*Task*:
Gather every line of the entries that includes the word "text".
##### Raw data #####
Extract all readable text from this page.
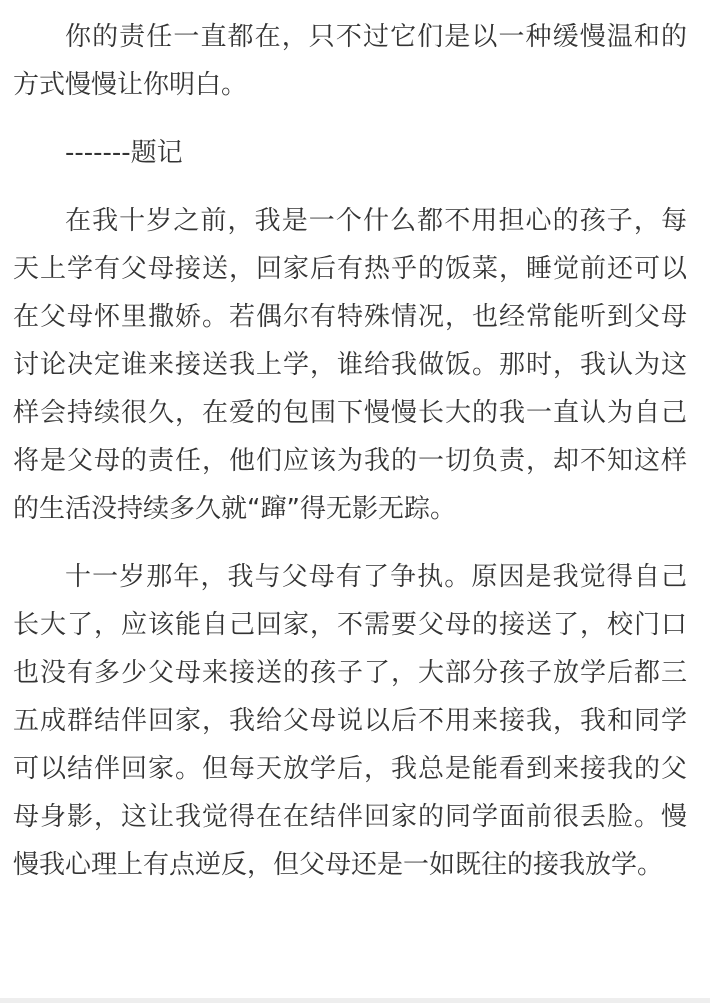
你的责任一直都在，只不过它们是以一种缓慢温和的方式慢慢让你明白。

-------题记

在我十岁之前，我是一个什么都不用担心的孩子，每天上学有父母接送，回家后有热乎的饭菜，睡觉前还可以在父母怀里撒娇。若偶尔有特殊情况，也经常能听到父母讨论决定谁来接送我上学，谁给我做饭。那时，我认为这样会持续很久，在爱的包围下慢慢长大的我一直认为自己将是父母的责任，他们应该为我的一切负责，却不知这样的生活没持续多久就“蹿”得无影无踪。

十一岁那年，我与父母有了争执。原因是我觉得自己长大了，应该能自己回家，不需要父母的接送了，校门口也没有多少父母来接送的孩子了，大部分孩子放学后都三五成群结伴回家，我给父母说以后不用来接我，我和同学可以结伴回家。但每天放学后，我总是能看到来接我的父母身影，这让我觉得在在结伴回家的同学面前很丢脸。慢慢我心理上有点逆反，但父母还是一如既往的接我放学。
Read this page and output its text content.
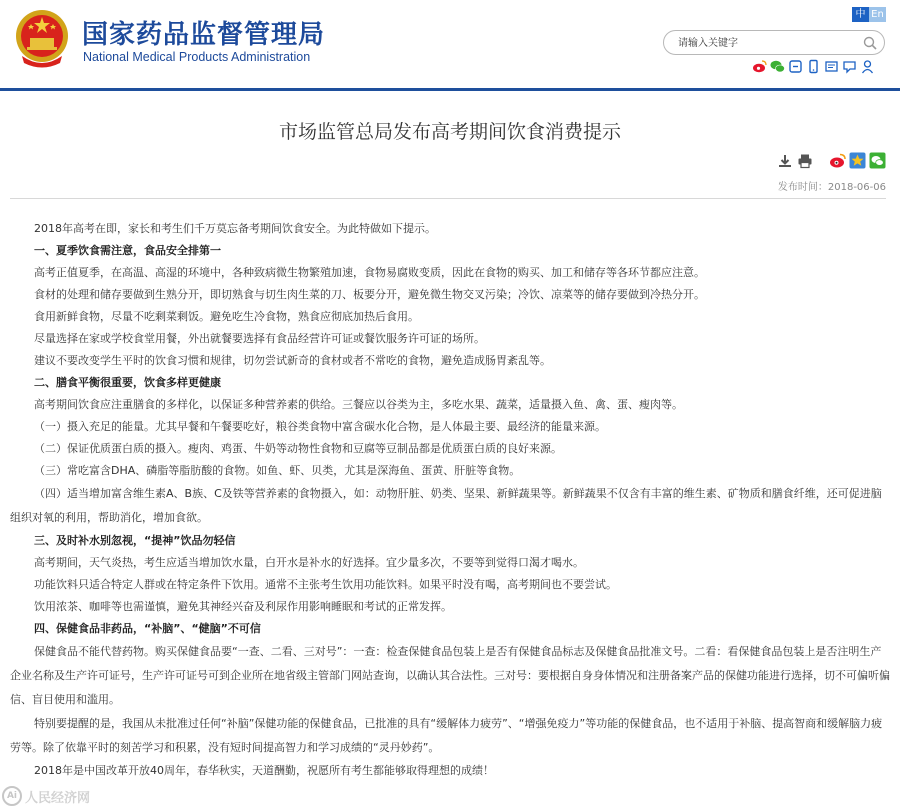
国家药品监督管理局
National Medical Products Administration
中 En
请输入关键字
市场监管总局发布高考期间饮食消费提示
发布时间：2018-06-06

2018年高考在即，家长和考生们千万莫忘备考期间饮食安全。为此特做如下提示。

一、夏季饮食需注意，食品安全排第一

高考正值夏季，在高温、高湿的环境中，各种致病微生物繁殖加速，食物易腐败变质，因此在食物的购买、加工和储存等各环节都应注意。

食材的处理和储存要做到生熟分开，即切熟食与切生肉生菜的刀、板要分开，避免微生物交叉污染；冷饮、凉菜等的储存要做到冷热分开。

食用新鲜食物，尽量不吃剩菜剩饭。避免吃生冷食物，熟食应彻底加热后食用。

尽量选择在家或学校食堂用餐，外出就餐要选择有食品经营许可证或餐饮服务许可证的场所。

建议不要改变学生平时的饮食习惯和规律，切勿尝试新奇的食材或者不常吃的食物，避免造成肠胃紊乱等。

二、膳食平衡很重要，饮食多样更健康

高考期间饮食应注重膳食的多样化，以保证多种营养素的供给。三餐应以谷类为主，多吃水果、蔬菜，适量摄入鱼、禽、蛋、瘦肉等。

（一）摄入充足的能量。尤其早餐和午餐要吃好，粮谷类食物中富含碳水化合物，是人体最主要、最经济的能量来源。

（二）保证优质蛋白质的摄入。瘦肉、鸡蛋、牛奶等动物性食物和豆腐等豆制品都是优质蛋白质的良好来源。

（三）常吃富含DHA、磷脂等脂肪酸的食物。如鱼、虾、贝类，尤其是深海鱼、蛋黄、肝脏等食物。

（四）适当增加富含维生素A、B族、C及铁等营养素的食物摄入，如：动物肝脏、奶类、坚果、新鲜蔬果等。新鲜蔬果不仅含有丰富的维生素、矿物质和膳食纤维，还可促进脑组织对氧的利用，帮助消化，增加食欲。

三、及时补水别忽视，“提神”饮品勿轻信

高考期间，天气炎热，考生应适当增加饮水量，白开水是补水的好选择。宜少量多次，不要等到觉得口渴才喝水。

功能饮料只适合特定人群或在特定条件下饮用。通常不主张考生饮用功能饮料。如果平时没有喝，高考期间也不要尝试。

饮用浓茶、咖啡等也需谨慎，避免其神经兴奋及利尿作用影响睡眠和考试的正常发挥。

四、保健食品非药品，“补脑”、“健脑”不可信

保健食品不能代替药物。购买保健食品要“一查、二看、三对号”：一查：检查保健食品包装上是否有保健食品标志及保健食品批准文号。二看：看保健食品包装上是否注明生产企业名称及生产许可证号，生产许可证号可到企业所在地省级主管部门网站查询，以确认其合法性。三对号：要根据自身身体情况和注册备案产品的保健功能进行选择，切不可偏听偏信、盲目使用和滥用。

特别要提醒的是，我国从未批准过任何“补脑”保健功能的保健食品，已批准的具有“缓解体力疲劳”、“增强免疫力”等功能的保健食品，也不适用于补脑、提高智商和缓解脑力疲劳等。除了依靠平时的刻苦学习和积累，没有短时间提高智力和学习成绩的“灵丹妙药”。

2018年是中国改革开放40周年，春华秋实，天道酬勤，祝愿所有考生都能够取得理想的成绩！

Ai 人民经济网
#####
*The solution*:
Extract all readable text from this page.
Read this page and output its text content.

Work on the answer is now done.